> [Required work]
Quote the listing in full, exactly as given, minus any pictures.

━━━━

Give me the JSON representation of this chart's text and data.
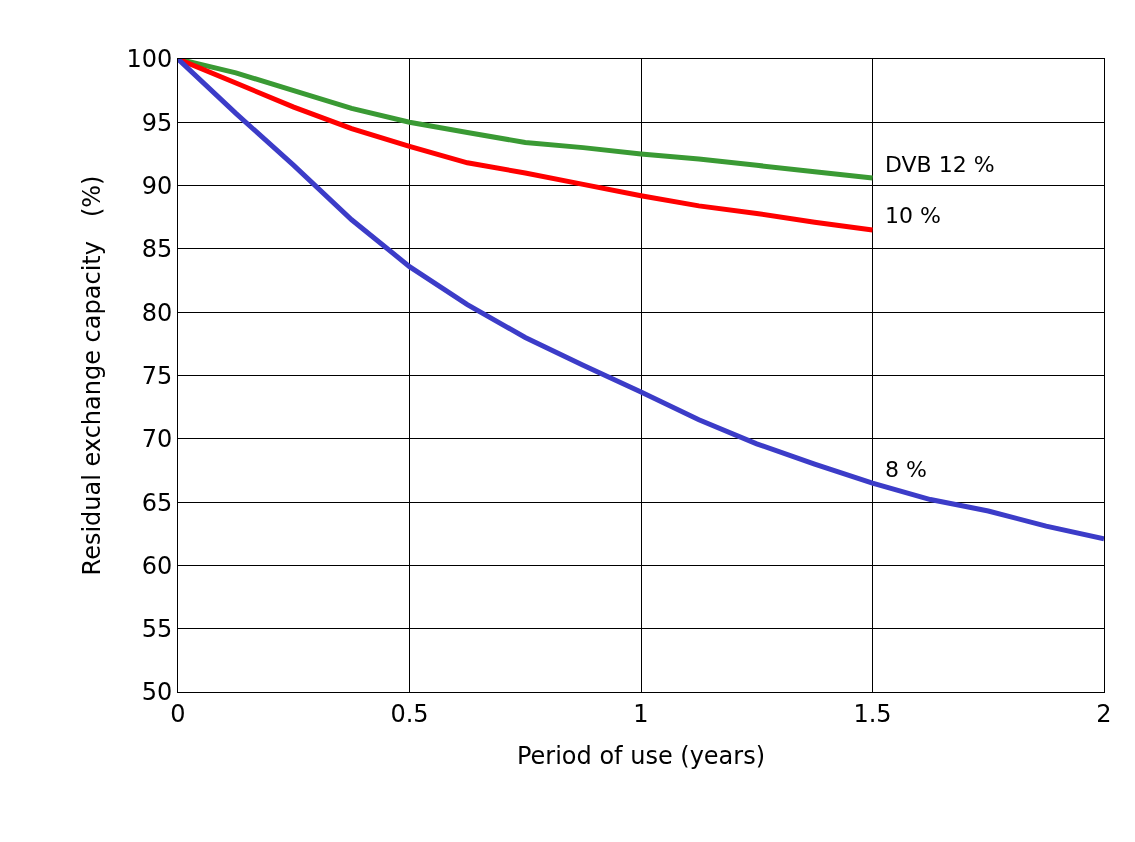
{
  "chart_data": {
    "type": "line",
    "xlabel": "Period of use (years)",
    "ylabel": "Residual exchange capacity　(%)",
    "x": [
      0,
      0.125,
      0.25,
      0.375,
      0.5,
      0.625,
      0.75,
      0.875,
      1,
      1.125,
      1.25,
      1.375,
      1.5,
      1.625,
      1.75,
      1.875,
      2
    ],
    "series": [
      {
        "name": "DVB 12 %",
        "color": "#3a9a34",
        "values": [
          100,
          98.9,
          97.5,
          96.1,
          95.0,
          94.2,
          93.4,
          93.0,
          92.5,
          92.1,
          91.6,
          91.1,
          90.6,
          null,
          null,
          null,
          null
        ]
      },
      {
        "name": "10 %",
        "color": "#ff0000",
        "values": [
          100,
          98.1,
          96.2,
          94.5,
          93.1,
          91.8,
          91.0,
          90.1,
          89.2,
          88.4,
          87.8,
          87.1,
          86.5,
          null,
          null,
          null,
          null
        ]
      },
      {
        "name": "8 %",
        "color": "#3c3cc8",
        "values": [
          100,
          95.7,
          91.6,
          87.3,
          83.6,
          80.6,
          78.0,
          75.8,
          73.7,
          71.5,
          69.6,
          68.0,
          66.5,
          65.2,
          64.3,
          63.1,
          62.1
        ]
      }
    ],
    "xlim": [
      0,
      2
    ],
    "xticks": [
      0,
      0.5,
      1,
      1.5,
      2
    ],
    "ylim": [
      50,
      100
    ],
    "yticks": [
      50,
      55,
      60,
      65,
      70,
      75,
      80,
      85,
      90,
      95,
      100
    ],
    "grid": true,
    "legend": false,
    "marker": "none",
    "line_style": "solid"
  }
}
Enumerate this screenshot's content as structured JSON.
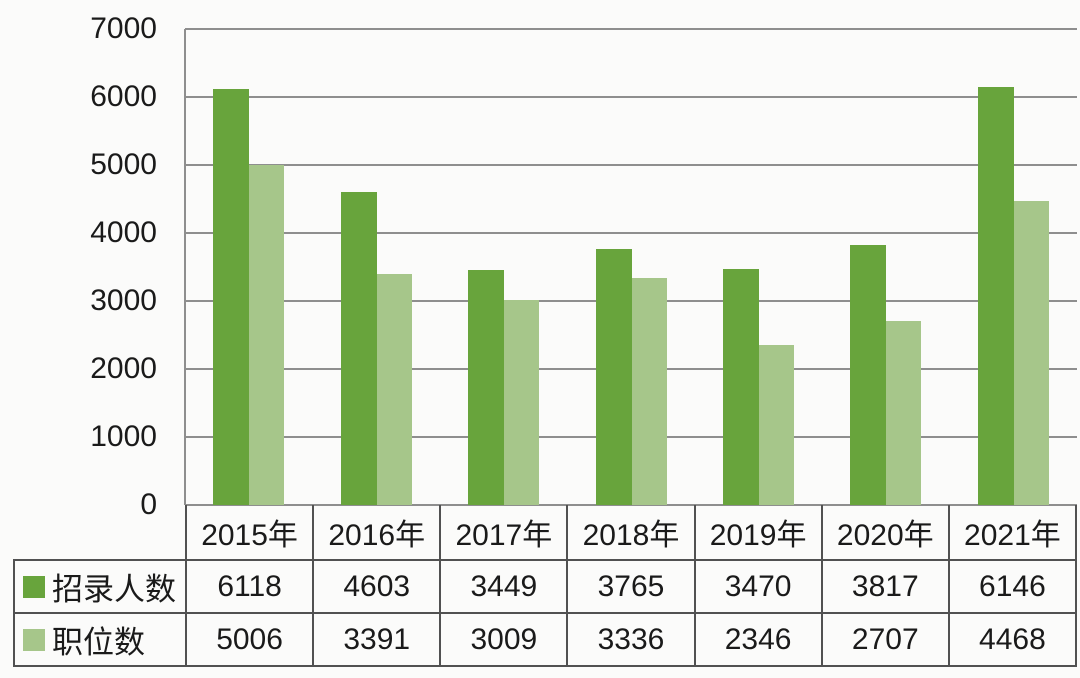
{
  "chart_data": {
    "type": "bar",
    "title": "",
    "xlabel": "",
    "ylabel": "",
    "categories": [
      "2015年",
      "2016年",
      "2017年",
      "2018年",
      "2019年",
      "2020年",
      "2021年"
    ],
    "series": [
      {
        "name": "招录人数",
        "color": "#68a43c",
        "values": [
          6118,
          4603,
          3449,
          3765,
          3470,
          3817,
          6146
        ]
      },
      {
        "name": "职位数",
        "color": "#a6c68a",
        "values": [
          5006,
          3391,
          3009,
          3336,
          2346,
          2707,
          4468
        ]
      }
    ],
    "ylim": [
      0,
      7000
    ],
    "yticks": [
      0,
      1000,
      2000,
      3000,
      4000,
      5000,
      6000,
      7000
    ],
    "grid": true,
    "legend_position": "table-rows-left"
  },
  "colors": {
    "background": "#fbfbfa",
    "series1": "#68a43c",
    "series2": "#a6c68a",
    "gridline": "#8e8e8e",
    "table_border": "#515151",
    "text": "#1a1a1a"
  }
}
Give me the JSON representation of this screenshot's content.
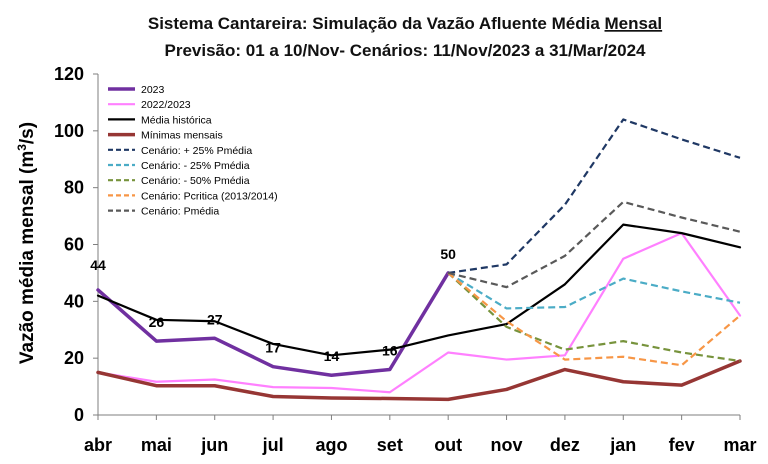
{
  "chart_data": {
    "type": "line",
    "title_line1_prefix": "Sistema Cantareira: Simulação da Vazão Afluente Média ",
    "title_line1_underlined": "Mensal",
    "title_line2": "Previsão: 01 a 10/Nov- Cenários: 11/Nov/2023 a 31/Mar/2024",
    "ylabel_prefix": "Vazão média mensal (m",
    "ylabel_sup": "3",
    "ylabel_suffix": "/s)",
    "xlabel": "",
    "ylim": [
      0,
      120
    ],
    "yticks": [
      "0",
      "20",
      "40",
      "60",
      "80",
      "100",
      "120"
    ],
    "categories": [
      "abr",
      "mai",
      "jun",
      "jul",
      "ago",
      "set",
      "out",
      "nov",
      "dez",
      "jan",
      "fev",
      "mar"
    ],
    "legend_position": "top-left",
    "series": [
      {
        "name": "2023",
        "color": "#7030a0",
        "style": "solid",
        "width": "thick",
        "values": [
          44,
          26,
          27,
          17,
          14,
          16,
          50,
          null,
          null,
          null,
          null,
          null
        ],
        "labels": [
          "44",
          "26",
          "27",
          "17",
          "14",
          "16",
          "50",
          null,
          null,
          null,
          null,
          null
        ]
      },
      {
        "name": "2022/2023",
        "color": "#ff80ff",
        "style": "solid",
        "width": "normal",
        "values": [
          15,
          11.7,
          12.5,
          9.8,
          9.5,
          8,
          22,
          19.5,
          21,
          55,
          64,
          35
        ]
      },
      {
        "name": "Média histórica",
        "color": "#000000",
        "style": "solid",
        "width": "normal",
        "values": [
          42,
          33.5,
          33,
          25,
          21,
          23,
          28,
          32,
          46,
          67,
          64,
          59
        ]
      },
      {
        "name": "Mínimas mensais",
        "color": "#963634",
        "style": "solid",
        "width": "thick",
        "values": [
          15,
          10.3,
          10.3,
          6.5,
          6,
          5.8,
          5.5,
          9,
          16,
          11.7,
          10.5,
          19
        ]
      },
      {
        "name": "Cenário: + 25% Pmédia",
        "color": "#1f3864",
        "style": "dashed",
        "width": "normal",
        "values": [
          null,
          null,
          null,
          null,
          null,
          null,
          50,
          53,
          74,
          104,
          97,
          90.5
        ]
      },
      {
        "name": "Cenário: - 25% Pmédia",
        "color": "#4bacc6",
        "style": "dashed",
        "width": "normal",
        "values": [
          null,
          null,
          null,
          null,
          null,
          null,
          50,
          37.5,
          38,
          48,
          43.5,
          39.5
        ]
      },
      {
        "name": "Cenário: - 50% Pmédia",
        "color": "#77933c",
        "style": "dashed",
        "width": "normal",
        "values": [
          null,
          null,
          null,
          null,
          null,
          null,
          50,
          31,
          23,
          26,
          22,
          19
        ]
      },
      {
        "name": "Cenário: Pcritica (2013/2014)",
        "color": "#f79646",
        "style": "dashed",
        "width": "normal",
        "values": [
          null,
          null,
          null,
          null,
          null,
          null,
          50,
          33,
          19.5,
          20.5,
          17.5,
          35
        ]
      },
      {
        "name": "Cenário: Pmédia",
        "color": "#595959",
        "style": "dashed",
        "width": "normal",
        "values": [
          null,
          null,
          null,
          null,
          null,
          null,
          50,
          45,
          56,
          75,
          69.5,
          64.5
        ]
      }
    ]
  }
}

━━━━

> [Reply to the task]
Give me the JSON representation of this chart's text and data.
{
  "chart_data": {
    "type": "line",
    "xlabel": "Period of use (years)",
    "ylabel": "Residual exchange capacity　(%)",
    "x": [
      0,
      0.125,
      0.25,
      0.375,
      0.5,
      0.625,
      0.75,
      0.875,
      1,
      1.125,
      1.25,
      1.375,
      1.5,
      1.625,
      1.75,
      1.875,
      2
    ],
    "series": [
      {
        "name": "DVB 12 %",
        "color": "#3a9a34",
        "values": [
          100,
          98.9,
          97.5,
          96.1,
          95.0,
          94.2,
          93.4,
          93.0,
          92.5,
          92.1,
          91.6,
          91.1,
          90.6,
          null,
          null,
          null,
          null
        ]
      },
      {
        "name": "10 %",
        "color": "#ff0000",
        "values": [
          100,
          98.1,
          96.2,
          94.5,
          93.1,
          91.8,
          91.0,
          90.1,
          89.2,
          88.4,
          87.8,
          87.1,
          86.5,
          null,
          null,
          null,
          null
        ]
      },
      {
        "name": "8 %",
        "color": "#3c3cc8",
        "values": [
          100,
          95.7,
          91.6,
          87.3,
          83.6,
          80.6,
          78.0,
          75.8,
          73.7,
          71.5,
          69.6,
          68.0,
          66.5,
          65.2,
          64.3,
          63.1,
          62.1
        ]
      }
    ],
    "xlim": [
      0,
      2
    ],
    "xticks": [
      0,
      0.5,
      1,
      1.5,
      2
    ],
    "ylim": [
      50,
      100
    ],
    "yticks": [
      50,
      55,
      60,
      65,
      70,
      75,
      80,
      85,
      90,
      95,
      100
    ],
    "grid": true,
    "legend": false,
    "marker": "none",
    "line_style": "solid"
  }
}
Enumerate this screenshot's content as structured JSON.
{
  "chart_data": {
    "type": "bar",
    "title": "",
    "xlabel": "",
    "ylabel": "",
    "categories": [
      "2015年",
      "2016年",
      "2017年",
      "2018年",
      "2019年",
      "2020年",
      "2021年"
    ],
    "series": [
      {
        "name": "招录人数",
        "color": "#68a43c",
        "values": [
          6118,
          4603,
          3449,
          3765,
          3470,
          3817,
          6146
        ]
      },
      {
        "name": "职位数",
        "color": "#a6c68a",
        "values": [
          5006,
          3391,
          3009,
          3336,
          2346,
          2707,
          4468
        ]
      }
    ],
    "ylim": [
      0,
      7000
    ],
    "yticks": [
      0,
      1000,
      2000,
      3000,
      4000,
      5000,
      6000,
      7000
    ],
    "grid": true,
    "legend_position": "table-rows-left"
  },
  "colors": {
    "background": "#fbfbfa",
    "series1": "#68a43c",
    "series2": "#a6c68a",
    "gridline": "#8e8e8e",
    "table_border": "#515151",
    "text": "#1a1a1a"
  }
}
Give me the JSON representation of this screenshot's content.
{
  "chart_data": {
    "type": "line",
    "title_line1_prefix": "Sistema Cantareira: Simulação da Vazão Afluente Média ",
    "title_line1_underlined": "Mensal",
    "title_line2": "Previsão: 01 a 10/Nov- Cenários: 11/Nov/2023 a 31/Mar/2024",
    "ylabel_prefix": "Vazão média mensal (m",
    "ylabel_sup": "3",
    "ylabel_suffix": "/s)",
    "xlabel": "",
    "ylim": [
      0,
      120
    ],
    "yticks": [
      "0",
      "20",
      "40",
      "60",
      "80",
      "100",
      "120"
    ],
    "categories": [
      "abr",
      "mai",
      "jun",
      "jul",
      "ago",
      "set",
      "out",
      "nov",
      "dez",
      "jan",
      "fev",
      "mar"
    ],
    "legend_position": "top-left",
    "series": [
      {
        "name": "2023",
        "color": "#7030a0",
        "style": "solid",
        "width": "thick",
        "values": [
          44,
          26,
          27,
          17,
          14,
          16,
          50,
          null,
          null,
          null,
          null,
          null
        ],
        "labels": [
          "44",
          "26",
          "27",
          "17",
          "14",
          "16",
          "50",
          null,
          null,
          null,
          null,
          null
        ]
      },
      {
        "name": "2022/2023",
        "color": "#ff80ff",
        "style": "solid",
        "width": "normal",
        "values": [
          15,
          11.7,
          12.5,
          9.8,
          9.5,
          8,
          22,
          19.5,
          21,
          55,
          64,
          35
        ]
      },
      {
        "name": "Média histórica",
        "color": "#000000",
        "style": "solid",
        "width": "normal",
        "values": [
          42,
          33.5,
          33,
          25,
          21,
          23,
          28,
          32,
          46,
          67,
          64,
          59
        ]
      },
      {
        "name": "Mínimas mensais",
        "color": "#963634",
        "style": "solid",
        "width": "thick",
        "values": [
          15,
          10.3,
          10.3,
          6.5,
          6,
          5.8,
          5.5,
          9,
          16,
          11.7,
          10.5,
          19
        ]
      },
      {
        "name": "Cenário: + 25% Pmédia",
        "color": "#1f3864",
        "style": "dashed",
        "width": "normal",
        "values": [
          null,
          null,
          null,
          null,
          null,
          null,
          50,
          53,
          74,
          104,
          97,
          90.5
        ]
      },
      {
        "name": "Cenário: - 25% Pmédia",
        "color": "#4bacc6",
        "style": "dashed",
        "width": "normal",
        "values": [
          null,
          null,
          null,
          null,
          null,
          null,
          50,
          37.5,
          38,
          48,
          43.5,
          39.5
        ]
      },
      {
        "name": "Cenário: - 50% Pmédia",
        "color": "#77933c",
        "style": "dashed",
        "width": "normal",
        "values": [
          null,
          null,
          null,
          null,
          null,
          null,
          50,
          31,
          23,
          26,
          22,
          19
        ]
      },
      {
        "name": "Cenário: Pcritica (2013/2014)",
        "color": "#f79646",
        "style": "dashed",
        "width": "normal",
        "values": [
          null,
          null,
          null,
          null,
          null,
          null,
          50,
          33,
          19.5,
          20.5,
          17.5,
          35
        ]
      },
      {
        "name": "Cenário: Pmédia",
        "color": "#595959",
        "style": "dashed",
        "width": "normal",
        "values": [
          null,
          null,
          null,
          null,
          null,
          null,
          50,
          45,
          56,
          75,
          69.5,
          64.5
        ]
      }
    ]
  }
}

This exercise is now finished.